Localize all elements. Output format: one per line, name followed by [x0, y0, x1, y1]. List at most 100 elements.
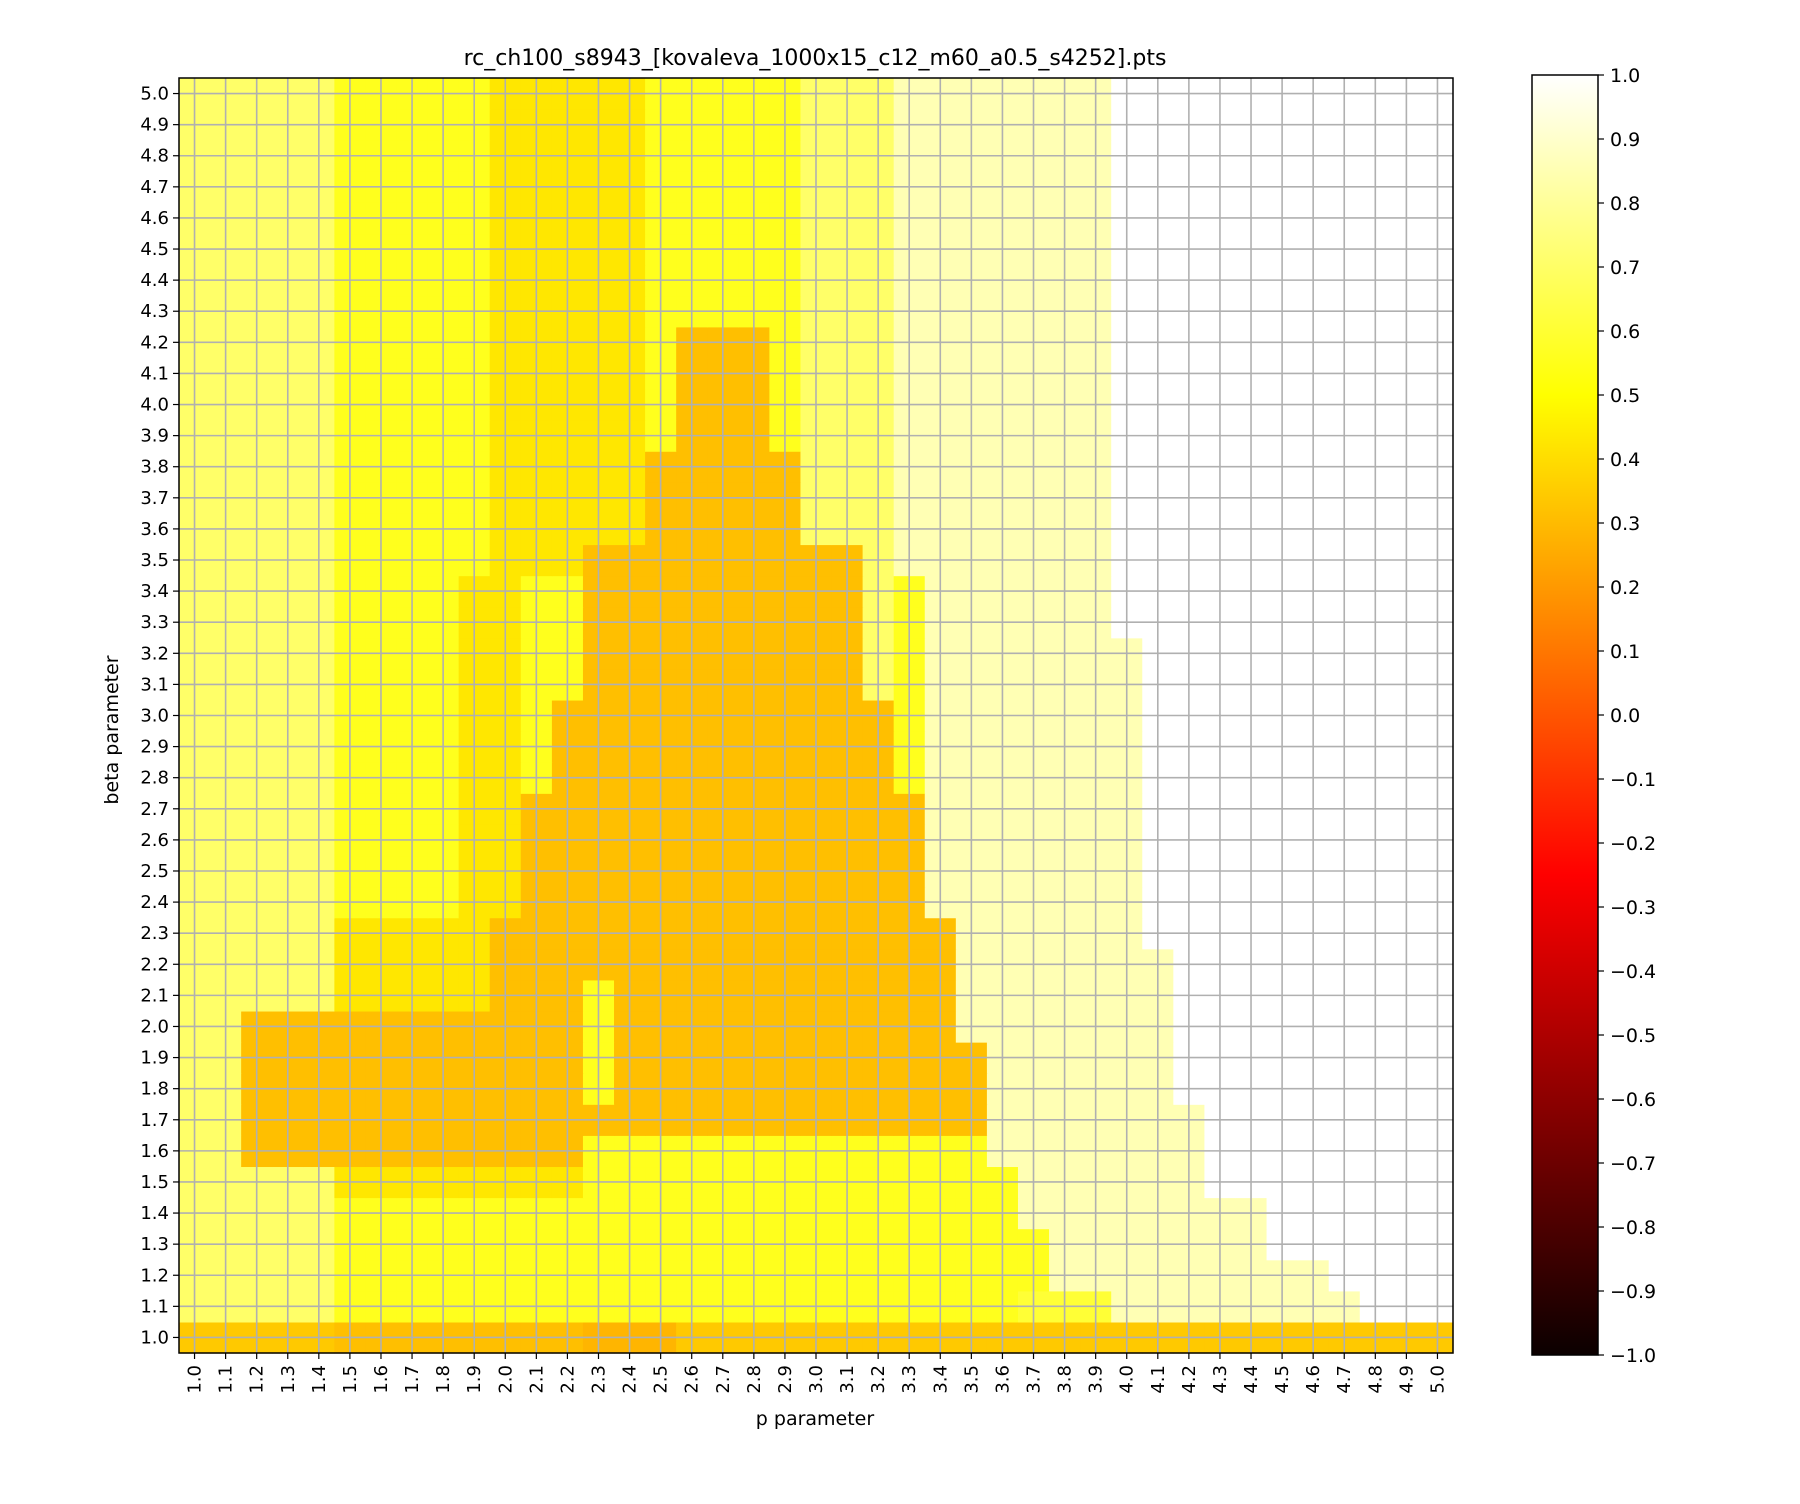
x-tick-label: 2.3	[589, 1365, 610, 1394]
x-tick-label: 2.4	[620, 1365, 641, 1394]
y-tick-label: 4.2	[140, 332, 169, 353]
y-tick-label: 4.3	[140, 301, 169, 322]
colorbar-tick-label: 1.0	[1610, 65, 1640, 87]
y-tick-label: 2.3	[140, 923, 169, 944]
x-tick-label: 4.4	[1241, 1365, 1262, 1394]
colorbar-tick-label: −0.9	[1610, 1281, 1656, 1303]
x-tick-label: 1.3	[278, 1365, 299, 1394]
y-tick-label: 2.1	[140, 985, 169, 1006]
y-tick-label: 3.5	[140, 550, 169, 571]
x-tick-label: 3.4	[930, 1365, 951, 1394]
x-tick-label: 2.8	[744, 1365, 765, 1394]
x-tick-label: 3.5	[961, 1365, 982, 1394]
y-tick-label: 2.5	[140, 861, 169, 882]
y-tick-label: 4.8	[140, 146, 169, 167]
y-axis-label: beta parameter	[101, 655, 123, 804]
y-axis-ticks: 1.0 1.1 1.2 1.3 1.4 1.5 1.6 1.7 1.8 1.9 2.0 2.1 2.2 2…	[140, 84, 179, 1349]
x-tick-label: 3.7	[1024, 1365, 1045, 1394]
colorbar-tick-label: −0.6	[1610, 1089, 1656, 1111]
colorbar-tick-label: −0.5	[1610, 1025, 1656, 1047]
colorbar-tick-label: 0.3	[1610, 513, 1640, 535]
y-tick-label: 1.8	[140, 1079, 169, 1100]
y-tick-label: 1.0	[140, 1328, 169, 1349]
x-tick-label: 2.9	[775, 1365, 796, 1394]
x-tick-label: 1.4	[309, 1365, 330, 1394]
y-tick-label: 4.1	[140, 363, 169, 384]
y-tick-label: 1.3	[140, 1234, 169, 1255]
x-tick-label: 2.1	[526, 1365, 547, 1394]
y-tick-label: 4.5	[140, 239, 169, 260]
colorbar-tick-label: 0.9	[1610, 129, 1640, 151]
y-tick-label: 2.4	[140, 892, 169, 913]
y-tick-label: 3.3	[140, 612, 169, 633]
x-tick-label: 2.2	[557, 1365, 578, 1394]
x-tick-label: 2.5	[651, 1365, 672, 1394]
x-tick-label: 3.3	[899, 1365, 920, 1394]
y-tick-label: 4.9	[140, 115, 169, 136]
colorbar-tick-label: −1.0	[1610, 1345, 1656, 1367]
y-tick-label: 3.1	[140, 674, 169, 695]
x-axis-ticks: 1.0 1.1 1.2 1.3 1.4 1.5 1.6 1.7 1.8 1.9 2.0 2.1 2.2 2…	[185, 1353, 1449, 1394]
x-tick-label: 4.0	[1117, 1365, 1138, 1394]
y-tick-label: 4.4	[140, 270, 169, 291]
x-tick-label: 3.0	[806, 1365, 827, 1394]
y-tick-label: 2.6	[140, 830, 169, 851]
x-tick-label: 4.1	[1148, 1365, 1169, 1394]
y-tick-label: 2.8	[140, 768, 169, 789]
x-tick-label: 1.5	[340, 1365, 361, 1394]
x-tick-label: 1.8	[433, 1365, 454, 1394]
x-tick-label: 3.1	[837, 1365, 858, 1394]
y-tick-label: 1.4	[140, 1203, 169, 1224]
y-tick-label: 5.0	[140, 84, 169, 105]
y-tick-label: 2.2	[140, 954, 169, 975]
y-tick-label: 3.7	[140, 488, 169, 509]
colorbar-tick-label: 0.8	[1610, 193, 1640, 215]
x-tick-label: 4.7	[1334, 1365, 1355, 1394]
x-axis-label: p parameter	[756, 1408, 875, 1430]
y-tick-label: 3.6	[140, 519, 169, 540]
y-tick-label: 1.9	[140, 1048, 169, 1069]
colorbar-tick-label: 0.1	[1610, 641, 1640, 663]
colorbar-tick-label: −0.7	[1610, 1153, 1656, 1175]
colorbar	[1531, 74, 1599, 1356]
x-tick-label: 2.6	[682, 1365, 703, 1394]
y-tick-label: 1.1	[140, 1296, 169, 1317]
colorbar-tick-label: −0.1	[1610, 769, 1656, 791]
x-tick-label: 1.6	[371, 1365, 392, 1394]
colorbar-tick-label: 0.2	[1610, 577, 1640, 599]
x-tick-label: 4.9	[1396, 1365, 1417, 1394]
colorbar-tick-label: −0.2	[1610, 833, 1656, 855]
y-tick-label: 4.0	[140, 395, 169, 416]
colorbar-tick-label: −0.8	[1610, 1217, 1656, 1239]
y-tick-label: 3.4	[140, 581, 169, 602]
x-tick-label: 3.6	[992, 1365, 1013, 1394]
x-tick-label: 3.8	[1055, 1365, 1076, 1394]
y-tick-label: 2.0	[140, 1017, 169, 1038]
x-tick-label: 4.5	[1272, 1365, 1293, 1394]
x-tick-label: 1.0	[185, 1365, 206, 1394]
x-tick-label: 2.7	[713, 1365, 734, 1394]
x-tick-label: 5.0	[1428, 1365, 1449, 1394]
x-tick-label: 1.1	[216, 1365, 237, 1394]
y-tick-label: 3.9	[140, 426, 169, 447]
y-tick-label: 3.8	[140, 457, 169, 478]
y-tick-label: 1.2	[140, 1265, 169, 1286]
x-tick-label: 1.7	[402, 1365, 423, 1394]
x-tick-label: 2.0	[495, 1365, 516, 1394]
colorbar-tick-label: −0.4	[1610, 961, 1656, 983]
colorbar-tick-label: 0.4	[1610, 449, 1640, 471]
chart-title: rc_ch100_s8943_[kovaleva_1000x15_c12_m60…	[464, 46, 1167, 71]
y-tick-label: 3.0	[140, 706, 169, 727]
x-tick-label: 4.2	[1179, 1365, 1200, 1394]
x-tick-label: 1.2	[247, 1365, 268, 1394]
y-tick-label: 1.7	[140, 1110, 169, 1131]
colorbar-ticks: 1.0 0.9 0.8 0.7 0.6 0.5 0.4 0.3 0.2 0.1 0.0 −0.1 −0.…	[1598, 65, 1656, 1367]
colorbar-tick-label: 0.0	[1610, 705, 1640, 727]
grid-lines	[179, 78, 1453, 1353]
x-tick-label: 3.2	[868, 1365, 889, 1394]
y-tick-label: 2.9	[140, 737, 169, 758]
colorbar-tick-label: −0.3	[1610, 897, 1656, 919]
y-tick-label: 1.6	[140, 1141, 169, 1162]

● **Given instruction**
Reproduce every line of all the items above word for word, leaving out the pictures.

● **Completed exercise**
Localize all elements. Output format: one per line, name followed by [x0, y0, x1, y1]. List at most 100 elements.
x-tick-label: 2.3	[589, 1365, 610, 1394]
x-tick-label: 2.4	[620, 1365, 641, 1394]
y-tick-label: 4.2	[140, 332, 169, 353]
y-tick-label: 4.3	[140, 301, 169, 322]
colorbar-tick-label: 1.0	[1610, 65, 1640, 87]
y-tick-label: 2.3	[140, 923, 169, 944]
x-tick-label: 4.4	[1241, 1365, 1262, 1394]
colorbar-tick-label: −0.9	[1610, 1281, 1656, 1303]
x-tick-label: 1.3	[278, 1365, 299, 1394]
y-tick-label: 2.1	[140, 985, 169, 1006]
y-tick-label: 3.5	[140, 550, 169, 571]
x-tick-label: 3.4	[930, 1365, 951, 1394]
x-tick-label: 2.8	[744, 1365, 765, 1394]
x-tick-label: 3.5	[961, 1365, 982, 1394]
y-tick-label: 2.5	[140, 861, 169, 882]
y-tick-label: 4.8	[140, 146, 169, 167]
y-axis-label: beta parameter	[101, 655, 123, 804]
y-axis-ticks: 1.0 1.1 1.2 1.3 1.4 1.5 1.6 1.7 1.8 1.9 2.0 2.1 2.2 2…	[140, 84, 179, 1349]
x-tick-label: 3.7	[1024, 1365, 1045, 1394]
colorbar-tick-label: −0.6	[1610, 1089, 1656, 1111]
colorbar-tick-label: −0.5	[1610, 1025, 1656, 1047]
colorbar-tick-label: 0.3	[1610, 513, 1640, 535]
y-tick-label: 1.8	[140, 1079, 169, 1100]
y-tick-label: 1.0	[140, 1328, 169, 1349]
x-tick-label: 2.9	[775, 1365, 796, 1394]
x-tick-label: 1.4	[309, 1365, 330, 1394]
y-tick-label: 4.1	[140, 363, 169, 384]
y-tick-label: 1.3	[140, 1234, 169, 1255]
x-tick-label: 2.1	[526, 1365, 547, 1394]
y-tick-label: 4.5	[140, 239, 169, 260]
colorbar-tick-label: 0.9	[1610, 129, 1640, 151]
y-tick-label: 2.4	[140, 892, 169, 913]
y-tick-label: 3.3	[140, 612, 169, 633]
x-tick-label: 2.2	[557, 1365, 578, 1394]
x-tick-label: 2.5	[651, 1365, 672, 1394]
x-tick-label: 3.3	[899, 1365, 920, 1394]
y-tick-label: 4.9	[140, 115, 169, 136]
colorbar-tick-label: −1.0	[1610, 1345, 1656, 1367]
y-tick-label: 3.1	[140, 674, 169, 695]
x-axis-ticks: 1.0 1.1 1.2 1.3 1.4 1.5 1.6 1.7 1.8 1.9 2.0 2.1 2.2 2…	[185, 1353, 1449, 1394]
x-tick-label: 4.0	[1117, 1365, 1138, 1394]
y-tick-label: 4.4	[140, 270, 169, 291]
x-tick-label: 3.0	[806, 1365, 827, 1394]
y-tick-label: 2.6	[140, 830, 169, 851]
x-tick-label: 4.1	[1148, 1365, 1169, 1394]
y-tick-label: 2.8	[140, 768, 169, 789]
x-tick-label: 1.5	[340, 1365, 361, 1394]
x-tick-label: 1.8	[433, 1365, 454, 1394]
x-tick-label: 3.1	[837, 1365, 858, 1394]
y-tick-label: 1.4	[140, 1203, 169, 1224]
y-tick-label: 5.0	[140, 84, 169, 105]
y-tick-label: 2.2	[140, 954, 169, 975]
y-tick-label: 3.7	[140, 488, 169, 509]
colorbar-tick-label: 0.8	[1610, 193, 1640, 215]
x-tick-label: 4.7	[1334, 1365, 1355, 1394]
x-axis-label: p parameter	[756, 1408, 875, 1430]
y-tick-label: 3.6	[140, 519, 169, 540]
y-tick-label: 1.9	[140, 1048, 169, 1069]
colorbar-tick-label: 0.1	[1610, 641, 1640, 663]
colorbar-tick-label: −0.7	[1610, 1153, 1656, 1175]
colorbar	[1531, 74, 1599, 1356]
x-tick-label: 2.6	[682, 1365, 703, 1394]
y-tick-label: 1.1	[140, 1296, 169, 1317]
colorbar-tick-label: −0.1	[1610, 769, 1656, 791]
x-tick-label: 1.6	[371, 1365, 392, 1394]
colorbar-tick-label: 0.2	[1610, 577, 1640, 599]
x-tick-label: 4.9	[1396, 1365, 1417, 1394]
colorbar-tick-label: −0.2	[1610, 833, 1656, 855]
y-tick-label: 4.0	[140, 395, 169, 416]
colorbar-tick-label: −0.8	[1610, 1217, 1656, 1239]
y-tick-label: 3.4	[140, 581, 169, 602]
x-tick-label: 3.6	[992, 1365, 1013, 1394]
x-tick-label: 3.8	[1055, 1365, 1076, 1394]
y-tick-label: 2.0	[140, 1017, 169, 1038]
x-tick-label: 4.5	[1272, 1365, 1293, 1394]
x-tick-label: 1.0	[185, 1365, 206, 1394]
x-tick-label: 2.7	[713, 1365, 734, 1394]
x-tick-label: 5.0	[1428, 1365, 1449, 1394]
x-tick-label: 1.1	[216, 1365, 237, 1394]
y-tick-label: 3.9	[140, 426, 169, 447]
y-tick-label: 3.8	[140, 457, 169, 478]
y-tick-label: 1.2	[140, 1265, 169, 1286]
x-tick-label: 1.7	[402, 1365, 423, 1394]
x-tick-label: 2.0	[495, 1365, 516, 1394]
colorbar-tick-label: −0.4	[1610, 961, 1656, 983]
colorbar-tick-label: 0.4	[1610, 449, 1640, 471]
chart-title: rc_ch100_s8943_[kovaleva_1000x15_c12_m60…	[464, 46, 1167, 71]
y-tick-label: 3.0	[140, 706, 169, 727]
x-tick-label: 4.2	[1179, 1365, 1200, 1394]
x-tick-label: 1.2	[247, 1365, 268, 1394]
y-tick-label: 1.7	[140, 1110, 169, 1131]
colorbar-ticks: 1.0 0.9 0.8 0.7 0.6 0.5 0.4 0.3 0.2 0.1 0.0 −0.1 −0.…	[1598, 65, 1656, 1367]
colorbar-tick-label: 0.0	[1610, 705, 1640, 727]
grid-lines	[179, 78, 1453, 1353]
x-tick-label: 3.2	[868, 1365, 889, 1394]
y-tick-label: 2.9	[140, 737, 169, 758]
colorbar-tick-label: −0.3	[1610, 897, 1656, 919]
y-tick-label: 1.6	[140, 1141, 169, 1162]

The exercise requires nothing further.